--- Begin ---
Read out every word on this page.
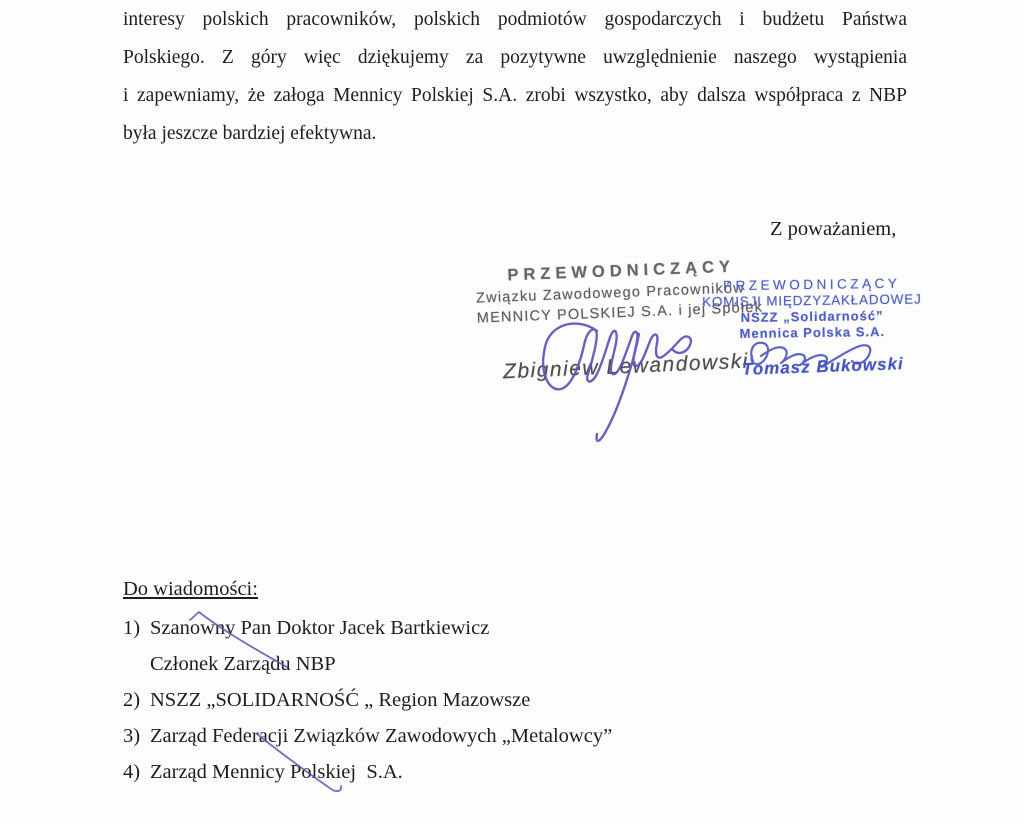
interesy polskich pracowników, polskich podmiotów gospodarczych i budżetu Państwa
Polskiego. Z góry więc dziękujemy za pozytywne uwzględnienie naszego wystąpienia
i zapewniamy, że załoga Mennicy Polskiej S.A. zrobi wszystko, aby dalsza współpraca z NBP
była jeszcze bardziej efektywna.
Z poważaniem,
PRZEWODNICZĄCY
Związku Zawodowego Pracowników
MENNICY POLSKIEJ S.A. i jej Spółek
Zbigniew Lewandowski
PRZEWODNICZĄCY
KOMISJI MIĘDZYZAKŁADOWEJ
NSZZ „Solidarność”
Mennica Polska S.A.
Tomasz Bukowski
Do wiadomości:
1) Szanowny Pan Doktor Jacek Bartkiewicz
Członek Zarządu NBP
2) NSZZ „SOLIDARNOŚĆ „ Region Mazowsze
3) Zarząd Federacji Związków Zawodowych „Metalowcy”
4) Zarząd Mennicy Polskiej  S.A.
--- End ---
--- Begin ---
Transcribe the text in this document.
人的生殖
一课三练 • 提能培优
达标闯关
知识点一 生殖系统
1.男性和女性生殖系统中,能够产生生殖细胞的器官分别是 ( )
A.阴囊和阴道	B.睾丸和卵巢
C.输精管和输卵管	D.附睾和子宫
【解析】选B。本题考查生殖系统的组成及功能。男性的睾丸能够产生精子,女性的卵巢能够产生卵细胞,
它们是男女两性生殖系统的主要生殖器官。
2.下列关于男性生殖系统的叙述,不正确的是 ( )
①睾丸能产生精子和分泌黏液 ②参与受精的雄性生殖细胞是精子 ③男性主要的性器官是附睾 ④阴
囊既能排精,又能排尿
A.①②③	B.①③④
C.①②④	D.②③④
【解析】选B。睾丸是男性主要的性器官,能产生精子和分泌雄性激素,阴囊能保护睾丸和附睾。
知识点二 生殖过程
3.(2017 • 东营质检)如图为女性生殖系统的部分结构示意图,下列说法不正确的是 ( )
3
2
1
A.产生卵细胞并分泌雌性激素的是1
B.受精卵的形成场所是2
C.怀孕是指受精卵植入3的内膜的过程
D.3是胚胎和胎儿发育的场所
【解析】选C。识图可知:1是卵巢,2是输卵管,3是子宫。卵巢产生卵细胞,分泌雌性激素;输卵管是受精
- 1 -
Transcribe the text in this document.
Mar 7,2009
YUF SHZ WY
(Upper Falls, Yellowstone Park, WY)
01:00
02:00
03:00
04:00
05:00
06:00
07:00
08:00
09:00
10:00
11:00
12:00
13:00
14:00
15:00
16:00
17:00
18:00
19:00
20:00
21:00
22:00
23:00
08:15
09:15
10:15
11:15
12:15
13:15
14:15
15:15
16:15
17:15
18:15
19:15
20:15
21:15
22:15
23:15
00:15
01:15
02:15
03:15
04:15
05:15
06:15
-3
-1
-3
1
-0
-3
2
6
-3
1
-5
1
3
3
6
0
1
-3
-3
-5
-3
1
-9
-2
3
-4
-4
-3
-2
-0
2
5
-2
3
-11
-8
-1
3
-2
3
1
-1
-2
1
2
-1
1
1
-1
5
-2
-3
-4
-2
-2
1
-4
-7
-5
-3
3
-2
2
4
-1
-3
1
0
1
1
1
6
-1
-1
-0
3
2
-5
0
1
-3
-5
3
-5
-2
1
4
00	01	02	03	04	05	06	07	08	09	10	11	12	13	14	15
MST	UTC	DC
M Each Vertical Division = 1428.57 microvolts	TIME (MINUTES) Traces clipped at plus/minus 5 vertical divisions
--- End ---
--- Begin ---
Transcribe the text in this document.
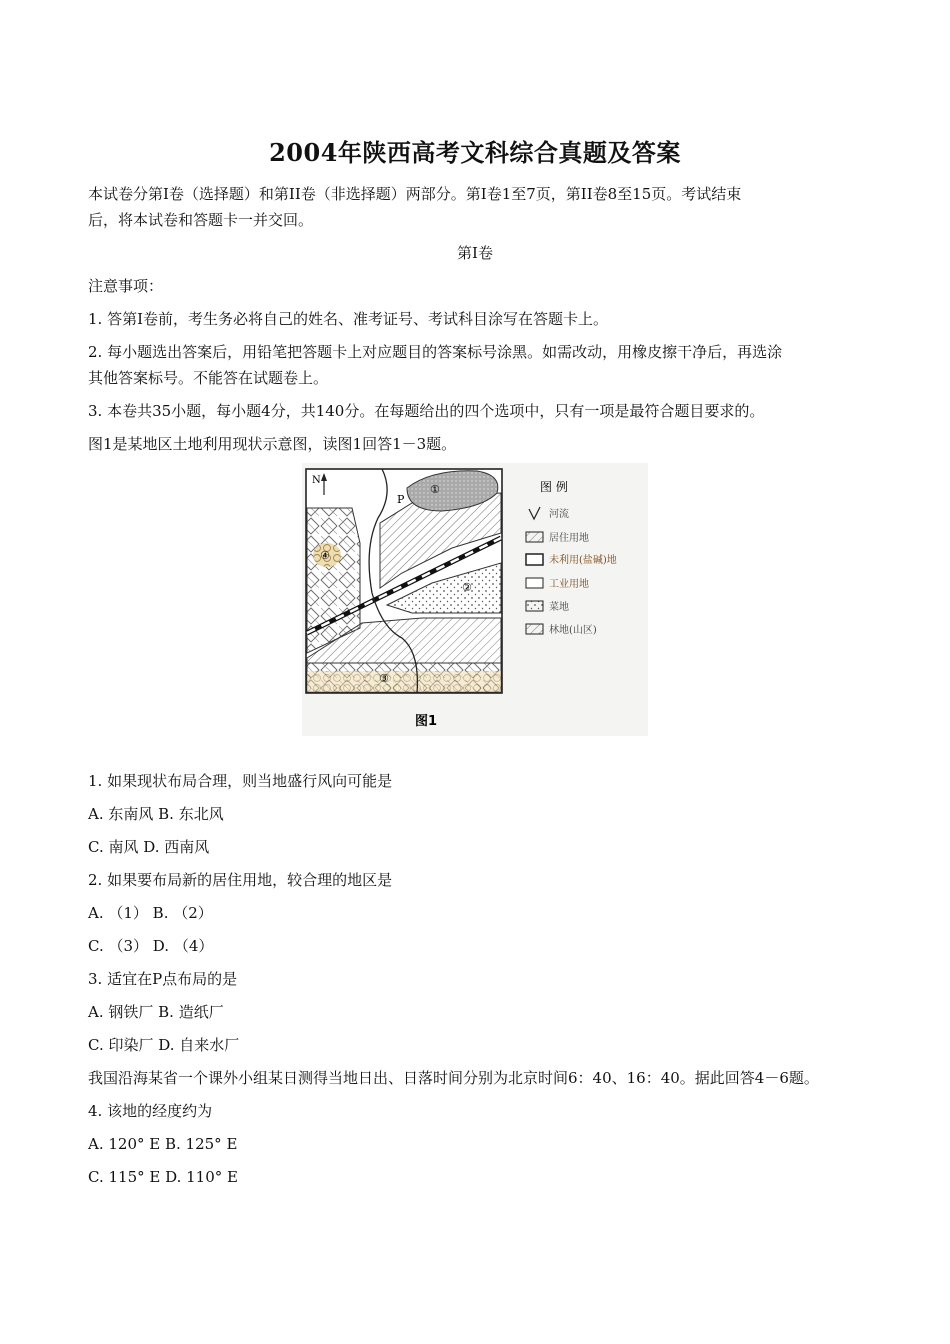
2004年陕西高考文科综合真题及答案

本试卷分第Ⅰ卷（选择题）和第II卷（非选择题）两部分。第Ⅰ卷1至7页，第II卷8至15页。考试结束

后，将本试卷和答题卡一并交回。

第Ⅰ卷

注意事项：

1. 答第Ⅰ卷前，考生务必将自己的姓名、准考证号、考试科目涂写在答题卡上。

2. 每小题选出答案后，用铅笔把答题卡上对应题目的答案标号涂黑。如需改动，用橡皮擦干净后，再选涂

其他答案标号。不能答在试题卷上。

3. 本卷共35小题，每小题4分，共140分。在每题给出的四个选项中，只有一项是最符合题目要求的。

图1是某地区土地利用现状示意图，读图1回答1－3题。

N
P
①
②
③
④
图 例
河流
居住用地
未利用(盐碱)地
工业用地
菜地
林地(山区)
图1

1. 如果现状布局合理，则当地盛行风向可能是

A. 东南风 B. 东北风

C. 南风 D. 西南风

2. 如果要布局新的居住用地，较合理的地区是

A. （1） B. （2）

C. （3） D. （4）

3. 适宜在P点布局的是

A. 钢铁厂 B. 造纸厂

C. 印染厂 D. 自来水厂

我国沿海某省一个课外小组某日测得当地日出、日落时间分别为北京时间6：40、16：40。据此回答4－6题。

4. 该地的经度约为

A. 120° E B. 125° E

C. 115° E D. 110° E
--- End ---
- **WRITTEN INSTRUCTION**:
Copy all lines from the listing that contain "NSZZ".

- **FINISHED ANSWER**:
NSZZ „Solidarność”
2) NSZZ „SOLIDARNOŚĆ „ Region Mazowsze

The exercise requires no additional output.